PDFExcavator

A powerful PDF extraction library for Node.js built on Mozilla's pdf.js.

The JavaScript/TypeScript alternative to Python's pdfplumber - extract text, tables, graphics, and visual elements from PDF files with precision.

If you're coming from Python and looking for pdfplumber-like functionality in Node.js, PDFExcavator is your drop-in solution with similar APIs and capabilities.

Features

Text Extraction - Character, word, line, and paragraph level with positions, fonts, colors
Table Extraction - Bordered and borderless tables with confidence scoring
Graphics Extraction - Lines, rectangles, curves, images, annotations
OCR Support - Tesseract.js integration for scanned documents
Layout Analysis - LAParams for precise text grouping
Multi-Column - Column detection and reading order
CJK Support - Chinese, Japanese, Korean text
Font Handling - Automatic substitution for PDF base fonts
CLI Tool - Command-line extraction
TypeScript - Full type definitions

PDFExcavator vs pdfplumber

Feature	PDFExcavator (Node.js)	pdfplumber (Python)
Text Extraction	✅ Full support	✅ Full support
Table Extraction	✅ With confidence scoring	✅ Basic
Borderless Tables	✅ Projection profile analysis	✅ Basic
Nested Tables	✅ Supported	❌ Not supported
Character-level Data	✅ With colors, fonts	✅ Basic
Word Extraction	✅ Configurable tolerance	✅ Basic
Graphics (lines/rects/curves)	✅ Full support	✅ Full support
Image Extraction	✅ Metadata + render	✅ Basic
Annotations	✅ Full support	✅ Basic
OCR Integration	✅ Tesseract.js	⚠️ External only
Layout Analysis (LAParams)	✅ Full pdfminer-style	✅ Full support
Multi-Column Detection	✅ Auto-detect & extract	❌ Manual
CJK Text Support	✅ Full CMap support	✅ Full support
Font Substitution	✅ Auto for 14 base fonts	❌ Not available
Precision Mode	✅ Full state tracking	❌ Not available
Visual Debugging	✅ Render + draw annotations	✅ Similar
PDF Repair	✅ Built-in	❌ Not available
CLI Tool	✅ Built-in	❌ Not built-in
TypeScript Types	✅ Full definitions	N/A (Python)
Async/Streaming	✅ Native async	⚠️ Synchronous
Large PDF Handling	✅ Concurrent processing	⚠️ Sequential

Why Choose PDFExcavator?

Node.js/TypeScript native - No Python dependency, seamless JavaScript integration
Modern async API - Non-blocking operations, concurrent page processing
Enhanced table detection - Confidence scoring, nested tables, borderless detection
Built-in CLI - Quick extraction without writing code
Active maintenance - Built on Mozilla's pdf.js

Installation

npm install pdfexcavator

Optional Dependencies

# For rendering pages to images
npm install canvas

# For OCR support (scanned documents)

ITEMS:
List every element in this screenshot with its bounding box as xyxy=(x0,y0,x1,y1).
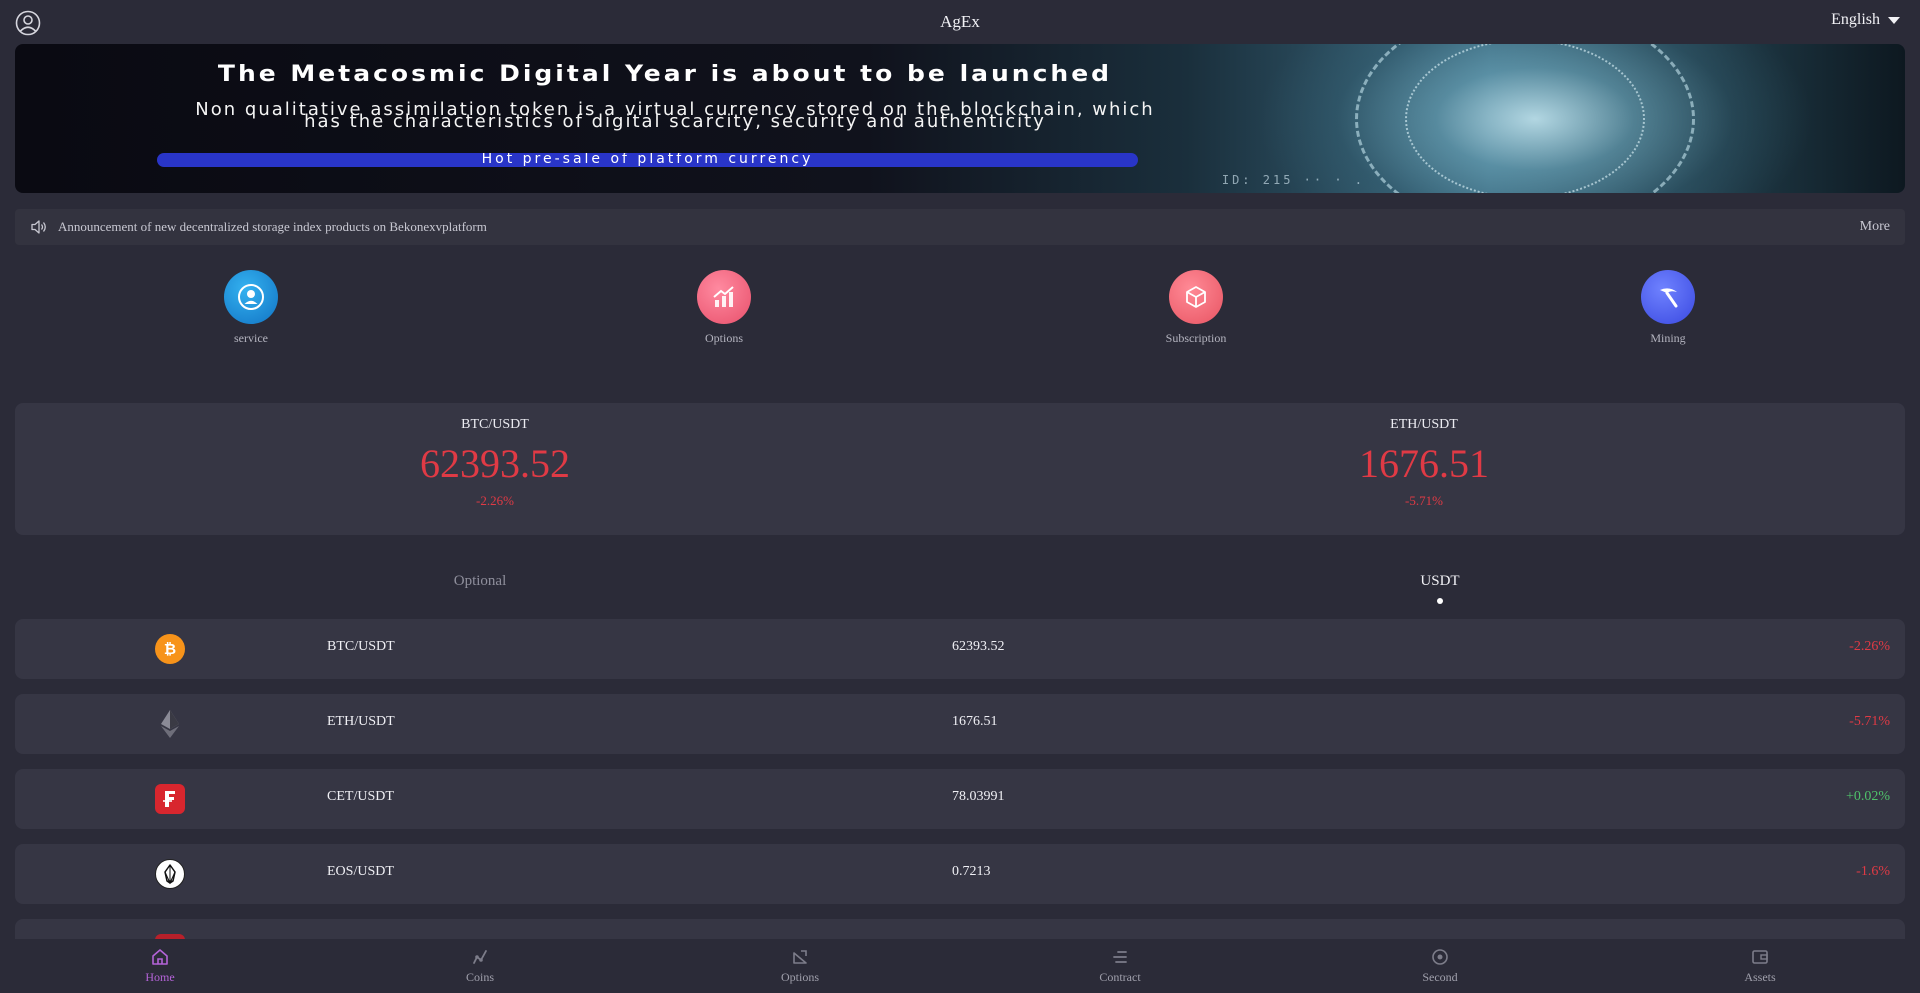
ticker-pair: ETH/USDT xyxy=(1390,417,1458,432)
language-selector[interactable]: English xyxy=(1831,11,1900,29)
nav-second[interactable]: Second xyxy=(1280,939,1600,993)
home-icon xyxy=(152,948,168,965)
app-header: AgEx English xyxy=(0,0,1920,44)
market-change: +0.02% xyxy=(1845,789,1890,804)
announcement-bar[interactable]: Announcement of new decentralized storag… xyxy=(15,209,1905,245)
tab-optional[interactable]: Optional xyxy=(380,573,580,590)
eos-icon xyxy=(155,859,185,889)
nav-coins[interactable]: Coins xyxy=(320,939,640,993)
tab-usdt[interactable]: USDT xyxy=(1340,573,1540,590)
ticker-eth[interactable]: ETH/USDT 1676.51 -5.71% xyxy=(1274,417,1574,509)
nav-assets[interactable]: Assets xyxy=(1600,939,1920,993)
banner-corner-text: ID: 215 ·· · . xyxy=(1221,173,1365,187)
more-link[interactable]: More xyxy=(1860,219,1890,235)
announcement-text[interactable]: Announcement of new decentralized storag… xyxy=(58,219,487,235)
table-row[interactable]: EOS/USDT 0.7213 -1.6% xyxy=(15,844,1905,904)
market-change: -2.26% xyxy=(1849,639,1890,654)
quick-link-subscription[interactable]: Subscription xyxy=(1126,270,1266,346)
quick-link-service[interactable]: service xyxy=(181,270,321,346)
quick-link-label: Options xyxy=(704,331,743,345)
chart-up-icon xyxy=(697,270,751,324)
market-price: 0.7213 xyxy=(952,864,991,879)
ticker-pair: BTC/USDT xyxy=(461,417,529,432)
pickaxe-icon xyxy=(1641,270,1695,324)
banner-ring-inner xyxy=(1405,44,1645,193)
options-icon xyxy=(793,949,807,964)
market-price: 62393.52 xyxy=(952,639,1005,654)
quick-link-label: Mining xyxy=(1650,331,1686,345)
promo-banner[interactable]: The Metacosmic Digital Year is about to … xyxy=(15,44,1905,193)
market-price: 78.03991 xyxy=(952,789,1005,804)
second-icon xyxy=(1432,948,1448,965)
market-pair: CET/USDT xyxy=(327,789,394,804)
quick-link-label: service xyxy=(234,331,268,345)
coins-icon xyxy=(473,949,487,964)
market-change: -5.71% xyxy=(1849,714,1890,729)
nav-home[interactable]: Home xyxy=(0,939,320,993)
market-pair: EOS/USDT xyxy=(327,864,394,879)
table-row[interactable]: ₿ BTC/USDT 62393.52 -2.26% xyxy=(15,619,1905,679)
banner-headline: The Metacosmic Digital Year is about to … xyxy=(217,60,1113,87)
quick-link-label: Subscription xyxy=(1165,331,1227,345)
market-change: -1.6% xyxy=(1856,864,1890,879)
wallet-icon xyxy=(1752,949,1768,964)
nav-label: Contract xyxy=(1099,969,1141,984)
ticker-price: 1676.51 xyxy=(1359,441,1489,486)
contract-icon xyxy=(1113,950,1127,963)
box-icon xyxy=(1169,270,1223,324)
active-tab-indicator xyxy=(1437,598,1443,604)
banner-presale-button[interactable]: Hot pre-sale of platform currency xyxy=(157,153,1138,167)
caret-down-icon xyxy=(1888,16,1900,24)
quick-link-options[interactable]: Options xyxy=(654,270,794,346)
ticker-price: 62393.52 xyxy=(420,441,570,486)
ethereum-icon xyxy=(155,709,185,739)
service-icon xyxy=(224,270,278,324)
bottom-nav: Home Coins Options Contract Second Asset… xyxy=(0,939,1920,993)
bitcoin-icon: ₿ xyxy=(155,634,185,664)
table-row[interactable]: ETH/USDT 1676.51 -5.71% xyxy=(15,694,1905,754)
app-title: AgEx xyxy=(940,12,980,31)
nav-label: Coins xyxy=(465,969,494,984)
market-pair: BTC/USDT xyxy=(327,639,395,654)
ticker-card: BTC/USDT 62393.52 -2.26% ETH/USDT 1676.5… xyxy=(15,403,1905,535)
ticker-change: -2.26% xyxy=(476,493,514,508)
quick-link-mining[interactable]: Mining xyxy=(1598,270,1738,346)
nav-label: Second xyxy=(1422,969,1458,984)
ticker-btc[interactable]: BTC/USDT 62393.52 -2.26% xyxy=(345,417,645,509)
nav-label: Assets xyxy=(1744,969,1776,984)
nav-options[interactable]: Options xyxy=(640,939,960,993)
ticker-change: -5.71% xyxy=(1405,493,1443,508)
table-row[interactable]: CET/USDT 78.03991 +0.02% xyxy=(15,769,1905,829)
svg-text:₿: ₿ xyxy=(164,640,176,658)
market-pair: ETH/USDT xyxy=(327,714,395,729)
banner-subtext: Non qualitative assimilation token is a … xyxy=(195,99,1155,132)
nav-label: Options xyxy=(780,969,819,984)
nav-label: Home xyxy=(145,969,175,984)
language-label: English xyxy=(1831,11,1880,28)
market-price: 1676.51 xyxy=(952,714,998,729)
speaker-icon xyxy=(31,220,46,234)
cet-icon xyxy=(155,784,185,814)
nav-contract[interactable]: Contract xyxy=(960,939,1280,993)
user-circle-icon[interactable] xyxy=(15,10,41,36)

REQUIRED ACTIONS:
- a) According to the PDFExcavator page, which library provides its OCR support?
- b) In the comparison table on the PDFExcavator page, list every feature for which pdfplumber is marked "Not available".
- c) Continue the PDFExcavator page from its last line.

EXERCISE RESPONSES:
- a) Tesseract.js

- b) Font Substitution, Precision Mode, PDF Repair

- c)
npm install tesseract.js

Quick Start

import pdfexcavator from 'pdfexcavator';

// Open a PDF
const pdf = await pdfexcavator.open('document.pdf');

// Get metadata
const metadata = await pdf.metadata;
console.log(`Title: ${metadata.title}`);
console.log(`Pages: ${metadata.pageCount}`);

// Extract text from each page
for (const page of pdf.pages) {
  const text = await page.extractText();
  console.log(text);
}

// Extract tables
for (const page of pdf.pages) {
  const tables = await page.extractTables();
  for (const table of tables) {
    console.log(table.rows);
  }
}

// Close when done
await pdf.close();

CLI

# Install globally
npm install -g pdfexcavator

# Extract text
pdfexcavator text document.pdf

# Extract tables
pdfexcavator tables document.pdf

# Get help
pdfexcavator --help

Documentation

For detailed API reference and guides, see the Documentation:

Security

PDFExcavator includes built-in security features to protect against common vulnerabilities:

Path Traversal Protection

When processing user-provided file paths, use the basePath option to restrict file access:

// Restrict file operations to a specific directory
const pdf = await pdfexcavator.open(userProvidedPath, {
  basePath: '/safe/uploads/directory'
});

// Also available for image saving
const image = await page.toImage();
await image.save(userProvidedPath, {
  basePath: '/safe/output/directory'
});

Safe Text Search

The search() method treats string patterns as literal text by default, preventing ReDoS attacks:

// Safe - pattern is escaped automatically
const results = await page.search(userInput);

// If you need regex, pass a RegExp object (use with caution on user input)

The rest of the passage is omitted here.